Exercise task — Isolate every line in the data with the string "this" and copy it.
::: Records shown
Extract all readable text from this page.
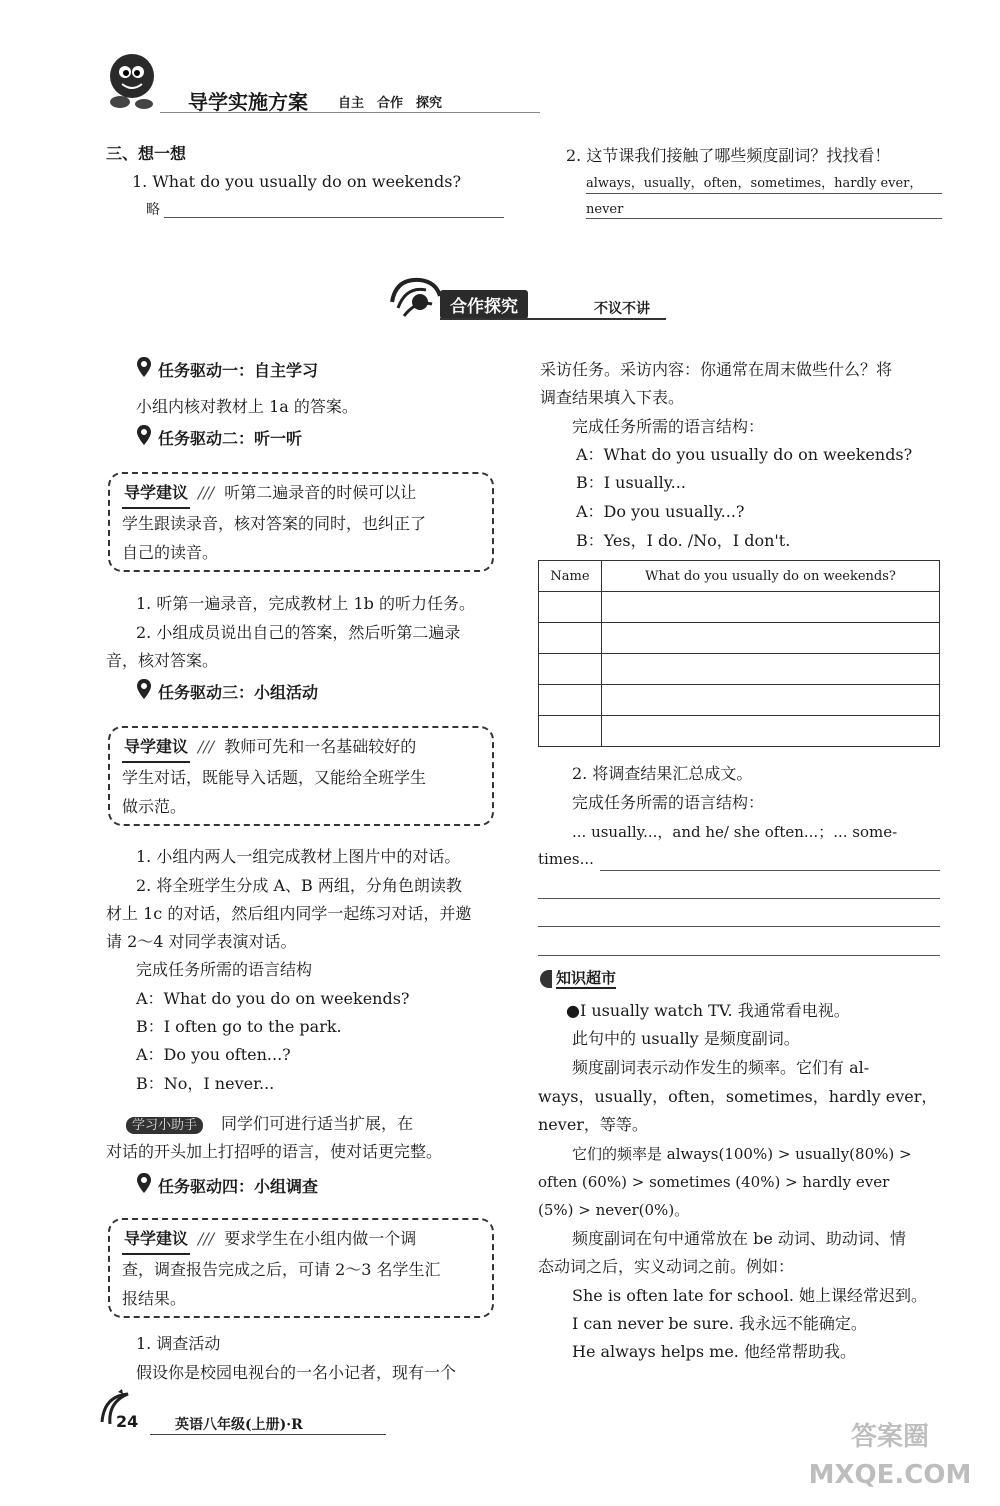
导学实施方案 自主　合作　探究
三、想一想
1. What do you usually do on weekends?
略
2. 这节课我们接触了哪些频度副词？找找看！
always，usually，often，sometimes，hardly ever，
never
合作探究	不议不讲
任务驱动一：自主学习
小组内核对教材上 1a 的答案。
任务驱动二：听一听
导学建议 /// 听第二遍录音的时候可以让
学生跟读录音，核对答案的同时，也纠正了
自己的读音。
1. 听第一遍录音，完成教材上 1b 的听力任务。
2. 小组成员说出自己的答案，然后听第二遍录
音，核对答案。
任务驱动三：小组活动
导学建议 /// 教师可先和一名基础较好的
学生对话，既能导入话题，又能给全班学生
做示范。
1. 小组内两人一组完成教材上图片中的对话。
2. 将全班学生分成 A、B 两组，分角色朗读教
材上 1c 的对话，然后组内同学一起练习对话，并邀
请 2～4 对同学表演对话。
完成任务所需的语言结构
A：What do you do on weekends?
B：I often go to the park.
A：Do you often...?
B：No，I never...
学习小助手 同学们可进行适当扩展，在
对话的开头加上打招呼的语言，使对话更完整。
任务驱动四：小组调查
导学建议 /// 要求学生在小组内做一个调
查，调查报告完成之后，可请 2～3 名学生汇
报结果。
1. 调查活动
假设你是校园电视台的一名小记者，现有一个
采访任务。采访内容：你通常在周末做些什么？将
调查结果填入下表。
完成任务所需的语言结构：
A：What do you usually do on weekends?
B：I usually...
A：Do you usually...?
B：Yes，I do. /No，I don't.
Name	What do you usually do on weekends?

2. 将调查结果汇总成文。
完成任务所需的语言结构：
... usually...，and he/ she often...；... some-
times...
知识超市
●I usually watch TV. 我通常看电视。
此句中的 usually 是频度副词。
频度副词表示动作发生的频率。它们有 al-
ways，usually，often，sometimes，hardly ever，
never，等等。
它们的频率是 always(100%) > usually(80%) >
often (60%) > sometimes (40%) > hardly ever
(5%) > never(0%)。
频度副词在句中通常放在 be 动词、助动词、情
态动词之后，实义动词之前。例如：
She is often late for school. 她上课经常迟到。
I can never be sure. 我永远不能确定。
He always helps me. 他经常帮助我。
24	英语八年级(上册)·R	答案圈 MXQE.COM
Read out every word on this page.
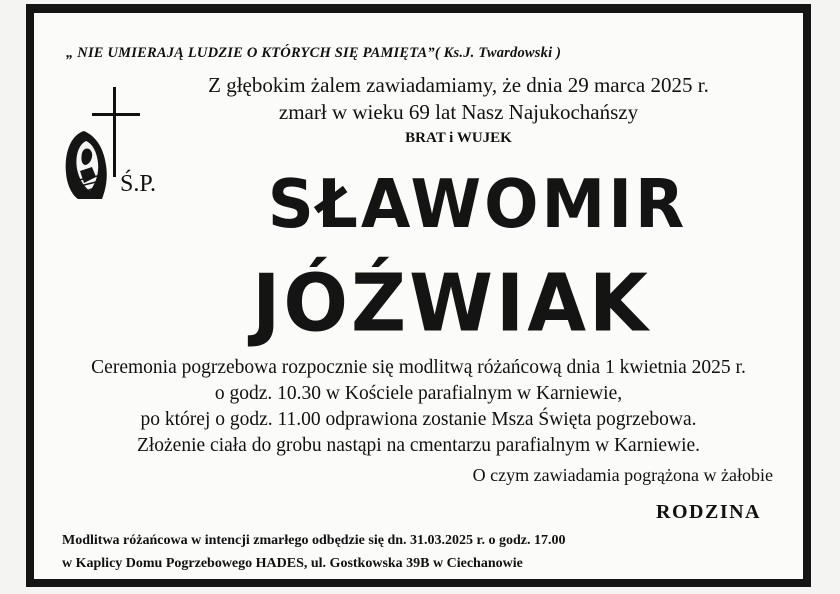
„ NIE UMIERAJĄ LUDZIE O KTÓRYCH SIĘ PAMIĘTA”( Ks.J. Twardowski )
Z głębokim żalem zawiadamiamy, że dnia 29 marca 2025 r.
zmarł w wieku 69 lat Nasz Najukochańszy
BRAT i WUJEK
Ś.P.	SŁAWOMIR
JÓŹWIAK
Ceremonia pogrzebowa rozpocznie się modlitwą różańcową dnia 1 kwietnia 2025 r.
o godz. 10.30 w Kościele parafialnym w Karniewie,
po której o godz. 11.00 odprawiona zostanie Msza Święta pogrzebowa.
Złożenie ciała do grobu nastąpi na cmentarzu parafialnym w Karniewie.
O czym zawiadamia pogrążona w żałobie
RODZINA
Modlitwa różańcowa w intencji zmarłego odbędzie się dn. 31.03.2025 r. o godz. 17.00
w Kaplicy Domu Pogrzebowego HADES, ul. Gostkowska 39B w Ciechanowie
::::::
Output of the exercise —
Extract all readable text from this page.
Read out every word on this page.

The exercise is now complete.